### Exercise directions
Give only the number of lines in the records that include the string "xlabel".
>> Start Records for this task
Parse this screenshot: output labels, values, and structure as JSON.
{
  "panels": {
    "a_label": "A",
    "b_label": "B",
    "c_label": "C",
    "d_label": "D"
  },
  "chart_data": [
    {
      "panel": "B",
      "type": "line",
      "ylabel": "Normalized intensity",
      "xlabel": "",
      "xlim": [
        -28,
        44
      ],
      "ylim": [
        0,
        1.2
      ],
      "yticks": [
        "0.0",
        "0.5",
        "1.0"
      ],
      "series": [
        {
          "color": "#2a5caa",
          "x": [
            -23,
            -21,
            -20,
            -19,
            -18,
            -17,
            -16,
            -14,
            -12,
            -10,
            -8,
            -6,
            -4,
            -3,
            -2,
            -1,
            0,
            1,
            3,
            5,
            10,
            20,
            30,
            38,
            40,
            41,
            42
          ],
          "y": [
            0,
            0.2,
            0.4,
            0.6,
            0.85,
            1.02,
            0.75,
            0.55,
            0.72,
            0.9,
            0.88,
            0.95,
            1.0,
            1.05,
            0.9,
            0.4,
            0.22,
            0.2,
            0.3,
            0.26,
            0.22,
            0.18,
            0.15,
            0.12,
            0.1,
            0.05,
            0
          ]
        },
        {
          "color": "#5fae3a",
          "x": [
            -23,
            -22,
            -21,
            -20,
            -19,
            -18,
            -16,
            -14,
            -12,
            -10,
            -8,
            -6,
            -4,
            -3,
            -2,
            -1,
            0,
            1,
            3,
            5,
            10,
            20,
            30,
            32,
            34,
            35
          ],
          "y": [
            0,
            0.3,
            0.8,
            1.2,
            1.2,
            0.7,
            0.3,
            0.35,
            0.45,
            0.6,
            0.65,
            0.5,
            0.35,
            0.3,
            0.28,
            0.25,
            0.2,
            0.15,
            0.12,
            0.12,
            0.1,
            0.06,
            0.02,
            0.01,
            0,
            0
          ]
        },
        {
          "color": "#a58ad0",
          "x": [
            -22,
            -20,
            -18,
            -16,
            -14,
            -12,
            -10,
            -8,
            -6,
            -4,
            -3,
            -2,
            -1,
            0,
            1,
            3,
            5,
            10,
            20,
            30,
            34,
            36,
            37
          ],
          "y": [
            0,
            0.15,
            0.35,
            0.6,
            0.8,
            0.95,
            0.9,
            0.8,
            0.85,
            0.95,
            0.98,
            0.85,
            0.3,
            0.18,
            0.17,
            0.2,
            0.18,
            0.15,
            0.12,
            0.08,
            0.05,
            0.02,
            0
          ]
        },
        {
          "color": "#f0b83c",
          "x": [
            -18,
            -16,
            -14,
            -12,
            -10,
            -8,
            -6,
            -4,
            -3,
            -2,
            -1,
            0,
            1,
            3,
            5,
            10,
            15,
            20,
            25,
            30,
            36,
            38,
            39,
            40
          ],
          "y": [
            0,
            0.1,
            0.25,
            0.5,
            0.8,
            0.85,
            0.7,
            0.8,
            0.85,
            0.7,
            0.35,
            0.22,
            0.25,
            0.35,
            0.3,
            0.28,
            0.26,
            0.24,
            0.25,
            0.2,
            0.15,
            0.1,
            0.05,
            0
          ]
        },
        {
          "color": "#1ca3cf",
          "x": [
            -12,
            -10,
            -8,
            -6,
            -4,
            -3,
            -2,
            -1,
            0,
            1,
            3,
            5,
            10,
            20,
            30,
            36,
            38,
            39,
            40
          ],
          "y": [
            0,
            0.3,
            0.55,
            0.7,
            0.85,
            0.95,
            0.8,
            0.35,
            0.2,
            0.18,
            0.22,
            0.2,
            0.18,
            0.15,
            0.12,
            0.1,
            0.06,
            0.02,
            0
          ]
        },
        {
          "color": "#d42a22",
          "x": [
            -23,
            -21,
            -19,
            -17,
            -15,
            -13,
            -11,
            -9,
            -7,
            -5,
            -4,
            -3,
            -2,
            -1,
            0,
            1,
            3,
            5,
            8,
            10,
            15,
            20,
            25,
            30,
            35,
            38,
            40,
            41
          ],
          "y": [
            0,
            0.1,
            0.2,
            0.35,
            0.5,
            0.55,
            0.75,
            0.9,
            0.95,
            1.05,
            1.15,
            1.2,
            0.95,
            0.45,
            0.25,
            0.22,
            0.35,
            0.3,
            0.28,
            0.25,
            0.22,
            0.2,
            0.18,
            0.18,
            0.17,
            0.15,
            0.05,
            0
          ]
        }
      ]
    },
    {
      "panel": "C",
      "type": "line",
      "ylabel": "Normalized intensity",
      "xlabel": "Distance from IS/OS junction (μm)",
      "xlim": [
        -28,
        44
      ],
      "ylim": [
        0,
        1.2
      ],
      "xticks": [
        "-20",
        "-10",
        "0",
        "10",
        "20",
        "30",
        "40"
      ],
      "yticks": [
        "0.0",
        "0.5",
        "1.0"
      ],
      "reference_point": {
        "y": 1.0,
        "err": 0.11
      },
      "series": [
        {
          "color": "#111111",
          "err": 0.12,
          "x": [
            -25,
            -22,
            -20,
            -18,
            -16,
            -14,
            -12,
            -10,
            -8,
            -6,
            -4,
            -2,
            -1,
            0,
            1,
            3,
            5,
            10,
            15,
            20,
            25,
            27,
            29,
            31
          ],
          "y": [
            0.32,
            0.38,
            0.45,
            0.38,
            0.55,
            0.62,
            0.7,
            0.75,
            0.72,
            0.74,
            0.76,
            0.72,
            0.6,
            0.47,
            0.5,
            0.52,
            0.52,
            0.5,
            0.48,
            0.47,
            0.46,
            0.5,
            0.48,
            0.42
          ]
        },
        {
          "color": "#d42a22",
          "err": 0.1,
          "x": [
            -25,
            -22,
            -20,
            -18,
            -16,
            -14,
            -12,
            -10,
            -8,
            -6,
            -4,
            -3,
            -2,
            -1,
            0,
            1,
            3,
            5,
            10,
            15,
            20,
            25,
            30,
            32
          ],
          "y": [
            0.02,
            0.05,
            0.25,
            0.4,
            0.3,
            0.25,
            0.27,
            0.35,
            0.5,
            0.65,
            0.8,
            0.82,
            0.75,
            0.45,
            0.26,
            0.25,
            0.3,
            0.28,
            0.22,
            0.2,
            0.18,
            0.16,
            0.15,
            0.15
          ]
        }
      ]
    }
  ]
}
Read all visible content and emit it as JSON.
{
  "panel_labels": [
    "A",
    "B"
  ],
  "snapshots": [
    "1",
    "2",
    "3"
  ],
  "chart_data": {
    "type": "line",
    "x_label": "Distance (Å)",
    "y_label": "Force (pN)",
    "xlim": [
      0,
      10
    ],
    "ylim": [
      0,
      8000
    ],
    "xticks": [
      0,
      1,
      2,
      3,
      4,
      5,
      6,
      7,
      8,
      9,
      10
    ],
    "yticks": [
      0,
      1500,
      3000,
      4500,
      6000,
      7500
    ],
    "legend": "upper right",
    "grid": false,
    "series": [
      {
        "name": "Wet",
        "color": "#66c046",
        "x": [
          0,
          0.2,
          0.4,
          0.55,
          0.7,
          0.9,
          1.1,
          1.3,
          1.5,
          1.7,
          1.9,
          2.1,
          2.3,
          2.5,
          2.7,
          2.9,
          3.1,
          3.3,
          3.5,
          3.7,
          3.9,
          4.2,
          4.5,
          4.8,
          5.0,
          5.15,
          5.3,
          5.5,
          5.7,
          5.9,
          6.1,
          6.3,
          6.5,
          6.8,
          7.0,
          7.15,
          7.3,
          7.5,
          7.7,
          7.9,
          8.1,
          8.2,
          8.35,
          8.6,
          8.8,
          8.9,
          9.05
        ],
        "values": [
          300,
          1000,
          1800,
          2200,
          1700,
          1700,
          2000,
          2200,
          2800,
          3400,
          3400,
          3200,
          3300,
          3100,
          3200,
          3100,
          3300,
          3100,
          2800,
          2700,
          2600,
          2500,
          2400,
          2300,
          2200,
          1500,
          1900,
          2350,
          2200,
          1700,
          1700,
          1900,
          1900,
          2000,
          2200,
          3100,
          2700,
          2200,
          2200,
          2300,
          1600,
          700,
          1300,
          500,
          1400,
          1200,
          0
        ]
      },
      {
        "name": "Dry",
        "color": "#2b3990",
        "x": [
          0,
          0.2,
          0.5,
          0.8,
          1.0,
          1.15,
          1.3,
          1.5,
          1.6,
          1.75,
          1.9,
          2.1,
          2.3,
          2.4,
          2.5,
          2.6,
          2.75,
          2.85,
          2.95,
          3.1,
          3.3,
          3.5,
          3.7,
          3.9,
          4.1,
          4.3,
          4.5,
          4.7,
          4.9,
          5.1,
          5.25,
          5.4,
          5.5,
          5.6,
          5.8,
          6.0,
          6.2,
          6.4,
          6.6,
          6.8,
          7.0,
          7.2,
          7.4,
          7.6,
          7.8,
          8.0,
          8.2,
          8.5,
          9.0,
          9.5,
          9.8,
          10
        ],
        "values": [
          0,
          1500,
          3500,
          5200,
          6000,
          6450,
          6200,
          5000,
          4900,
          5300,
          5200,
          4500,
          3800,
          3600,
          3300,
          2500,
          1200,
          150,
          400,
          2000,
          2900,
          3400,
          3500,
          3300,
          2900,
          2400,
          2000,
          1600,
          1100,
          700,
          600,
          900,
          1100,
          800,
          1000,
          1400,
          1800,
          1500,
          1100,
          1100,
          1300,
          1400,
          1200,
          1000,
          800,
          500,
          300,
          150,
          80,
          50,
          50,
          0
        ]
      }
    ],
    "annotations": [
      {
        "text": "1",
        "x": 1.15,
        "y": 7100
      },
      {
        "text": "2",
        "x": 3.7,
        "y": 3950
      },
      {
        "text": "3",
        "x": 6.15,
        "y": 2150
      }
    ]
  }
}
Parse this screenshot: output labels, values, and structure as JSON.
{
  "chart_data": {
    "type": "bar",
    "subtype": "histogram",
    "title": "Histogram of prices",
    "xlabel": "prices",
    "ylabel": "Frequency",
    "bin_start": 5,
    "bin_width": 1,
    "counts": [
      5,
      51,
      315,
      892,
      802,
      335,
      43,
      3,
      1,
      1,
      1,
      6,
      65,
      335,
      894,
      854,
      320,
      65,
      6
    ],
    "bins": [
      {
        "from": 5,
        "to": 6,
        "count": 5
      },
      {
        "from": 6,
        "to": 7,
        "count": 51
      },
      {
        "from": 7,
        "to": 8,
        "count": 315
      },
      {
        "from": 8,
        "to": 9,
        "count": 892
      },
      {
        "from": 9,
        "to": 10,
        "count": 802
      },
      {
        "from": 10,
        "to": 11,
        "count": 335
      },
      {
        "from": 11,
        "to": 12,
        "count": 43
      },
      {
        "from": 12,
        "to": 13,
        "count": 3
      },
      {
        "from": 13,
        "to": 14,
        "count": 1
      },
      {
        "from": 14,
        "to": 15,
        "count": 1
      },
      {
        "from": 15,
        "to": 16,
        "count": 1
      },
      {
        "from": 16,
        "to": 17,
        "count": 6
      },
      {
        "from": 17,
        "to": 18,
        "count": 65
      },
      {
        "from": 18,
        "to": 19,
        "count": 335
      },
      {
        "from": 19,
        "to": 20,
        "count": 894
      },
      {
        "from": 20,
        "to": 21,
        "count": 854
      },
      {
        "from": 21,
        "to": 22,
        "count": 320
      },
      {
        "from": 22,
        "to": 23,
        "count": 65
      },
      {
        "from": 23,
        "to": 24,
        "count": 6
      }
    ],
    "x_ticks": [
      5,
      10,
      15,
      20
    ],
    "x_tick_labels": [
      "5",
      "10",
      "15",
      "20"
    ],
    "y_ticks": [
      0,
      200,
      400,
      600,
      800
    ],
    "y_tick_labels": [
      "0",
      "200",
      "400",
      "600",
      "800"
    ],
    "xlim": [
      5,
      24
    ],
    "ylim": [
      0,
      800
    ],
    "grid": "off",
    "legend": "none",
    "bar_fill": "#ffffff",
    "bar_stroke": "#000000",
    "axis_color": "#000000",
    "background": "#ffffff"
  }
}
>> End Records for this task
### Solution to this problem
3